Begin RECORDS PROVIDED

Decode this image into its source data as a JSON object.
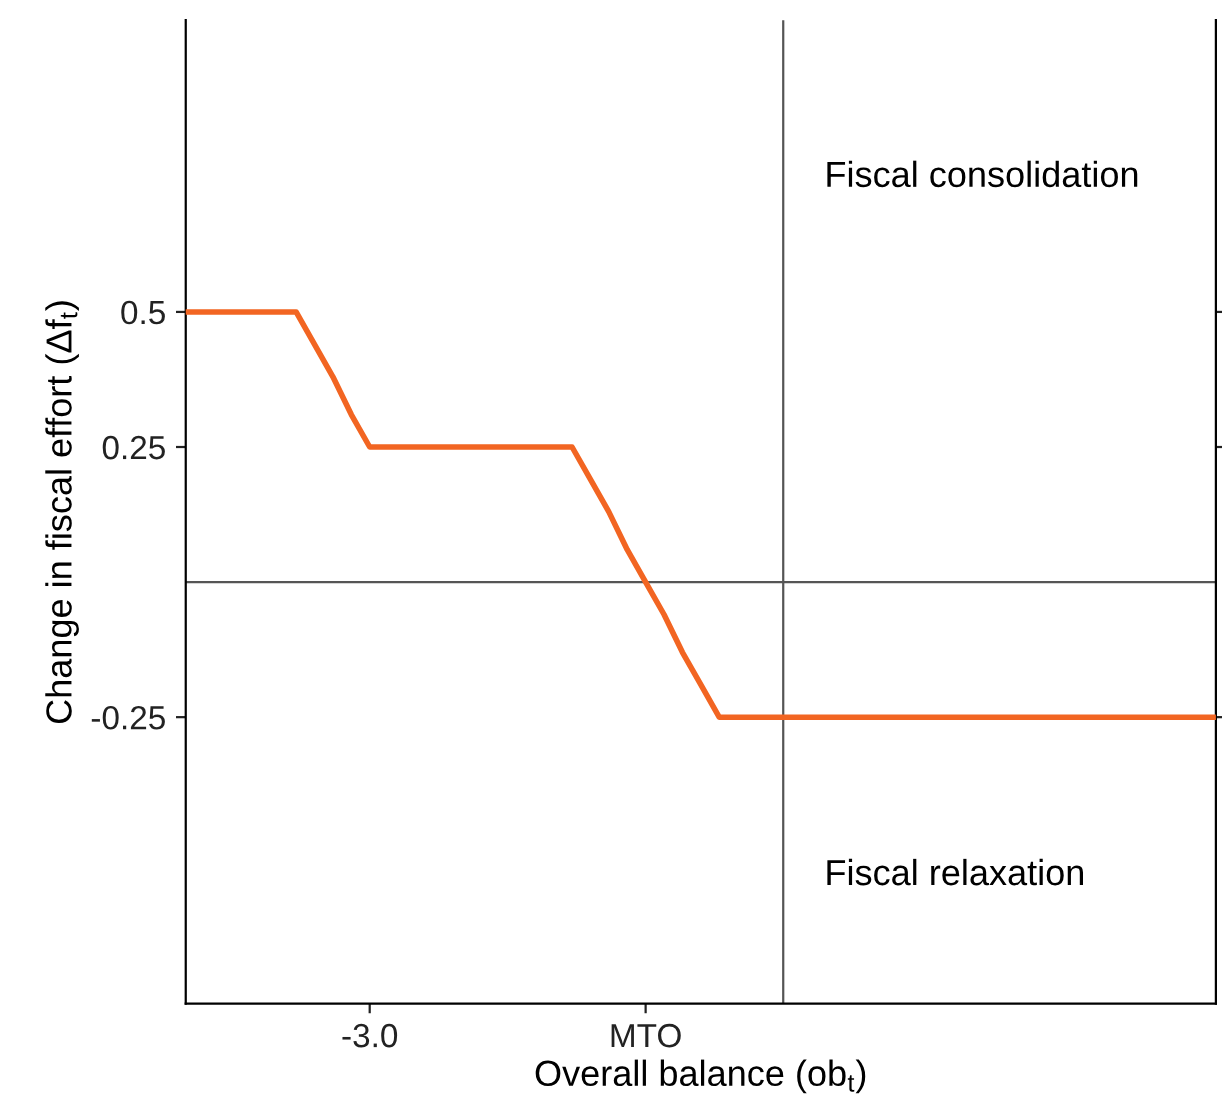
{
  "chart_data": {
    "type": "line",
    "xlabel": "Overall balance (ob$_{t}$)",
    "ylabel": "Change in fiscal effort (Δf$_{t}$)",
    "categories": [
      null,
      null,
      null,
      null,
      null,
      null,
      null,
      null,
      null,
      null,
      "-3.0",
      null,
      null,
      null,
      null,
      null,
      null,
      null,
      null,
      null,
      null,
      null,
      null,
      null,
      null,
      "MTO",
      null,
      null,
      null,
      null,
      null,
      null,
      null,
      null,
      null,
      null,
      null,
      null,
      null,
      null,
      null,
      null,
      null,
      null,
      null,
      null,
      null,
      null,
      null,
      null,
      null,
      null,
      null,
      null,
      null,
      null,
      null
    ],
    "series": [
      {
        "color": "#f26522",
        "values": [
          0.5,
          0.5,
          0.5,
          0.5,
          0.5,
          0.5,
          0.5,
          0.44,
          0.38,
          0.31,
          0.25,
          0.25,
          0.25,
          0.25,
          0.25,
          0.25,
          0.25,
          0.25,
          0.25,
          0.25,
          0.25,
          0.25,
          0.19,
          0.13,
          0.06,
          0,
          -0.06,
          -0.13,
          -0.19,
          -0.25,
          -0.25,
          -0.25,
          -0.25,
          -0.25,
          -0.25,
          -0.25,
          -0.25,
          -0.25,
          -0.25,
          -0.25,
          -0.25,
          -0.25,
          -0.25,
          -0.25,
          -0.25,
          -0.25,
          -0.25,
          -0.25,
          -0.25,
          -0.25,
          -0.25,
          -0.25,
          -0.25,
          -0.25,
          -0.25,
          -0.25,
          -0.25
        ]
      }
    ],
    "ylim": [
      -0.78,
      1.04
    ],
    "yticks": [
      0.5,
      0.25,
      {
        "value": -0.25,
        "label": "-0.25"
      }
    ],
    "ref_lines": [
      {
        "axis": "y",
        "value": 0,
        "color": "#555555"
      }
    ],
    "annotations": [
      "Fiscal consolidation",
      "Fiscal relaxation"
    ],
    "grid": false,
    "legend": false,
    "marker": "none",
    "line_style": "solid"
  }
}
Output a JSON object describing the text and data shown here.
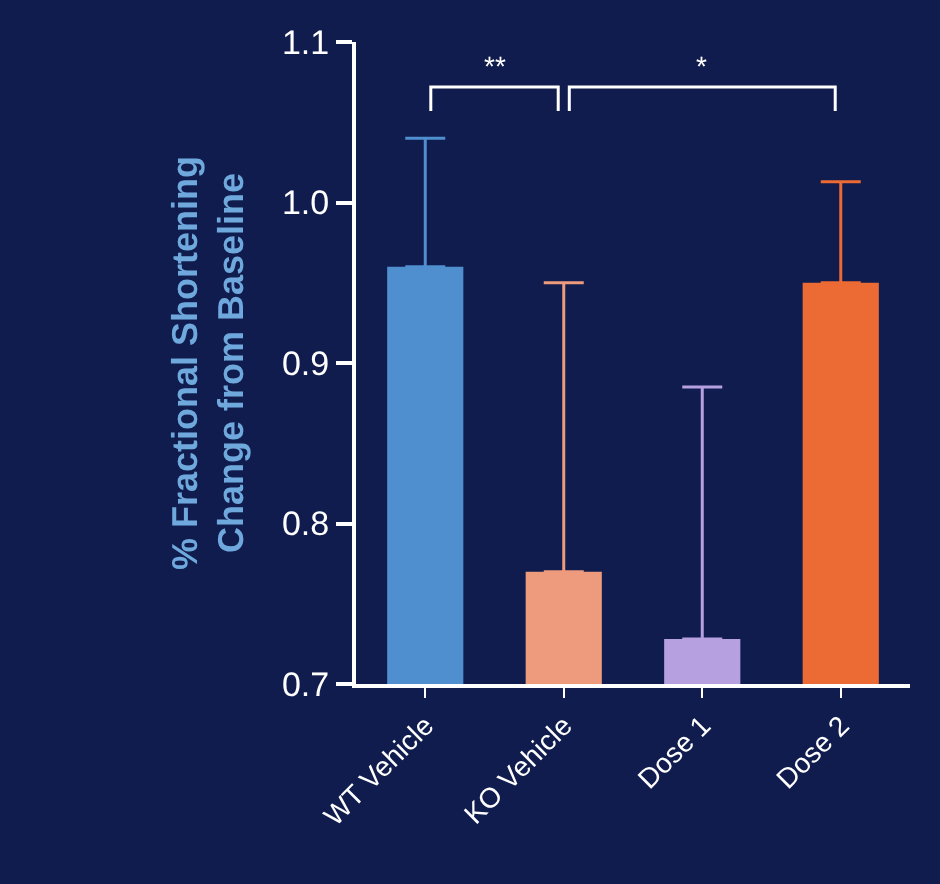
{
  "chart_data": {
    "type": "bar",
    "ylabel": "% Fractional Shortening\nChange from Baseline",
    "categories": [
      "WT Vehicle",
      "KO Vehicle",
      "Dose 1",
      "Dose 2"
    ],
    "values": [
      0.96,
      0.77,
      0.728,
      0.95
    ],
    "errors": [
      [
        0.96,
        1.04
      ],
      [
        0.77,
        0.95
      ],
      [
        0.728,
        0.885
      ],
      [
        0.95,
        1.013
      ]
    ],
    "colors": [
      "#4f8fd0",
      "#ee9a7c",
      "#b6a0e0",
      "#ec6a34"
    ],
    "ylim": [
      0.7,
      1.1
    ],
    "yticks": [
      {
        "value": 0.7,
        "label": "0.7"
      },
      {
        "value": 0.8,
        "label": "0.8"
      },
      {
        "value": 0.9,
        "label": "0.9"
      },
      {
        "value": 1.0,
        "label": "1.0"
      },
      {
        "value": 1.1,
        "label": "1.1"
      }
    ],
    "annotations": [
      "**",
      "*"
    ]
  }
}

End RECORDS PROVIDED

REQUIREMENTS
Drop the pictures, then write out only the lines running from the one containing "Output a JSON" through the last line above, both included, exactly.

WRITTEN SOLUTION
Output a JSON object describing the text and data shown here.
{
  "chart_data": {
    "type": "bar",
    "ylabel": "% Fractional Shortening\nChange from Baseline",
    "categories": [
      "WT Vehicle",
      "KO Vehicle",
      "Dose 1",
      "Dose 2"
    ],
    "values": [
      0.96,
      0.77,
      0.728,
      0.95
    ],
    "errors": [
      [
        0.96,
        1.04
      ],
      [
        0.77,
        0.95
      ],
      [
        0.728,
        0.885
      ],
      [
        0.95,
        1.013
      ]
    ],
    "colors": [
      "#4f8fd0",
      "#ee9a7c",
      "#b6a0e0",
      "#ec6a34"
    ],
    "ylim": [
      0.7,
      1.1
    ],
    "yticks": [
      {
        "value": 0.7,
        "label": "0.7"
      },
      {
        "value": 0.8,
        "label": "0.8"
      },
      {
        "value": 0.9,
        "label": "0.9"
      },
      {
        "value": 1.0,
        "label": "1.0"
      },
      {
        "value": 1.1,
        "label": "1.1"
      }
    ],
    "annotations": [
      "**",
      "*"
    ]
  }
}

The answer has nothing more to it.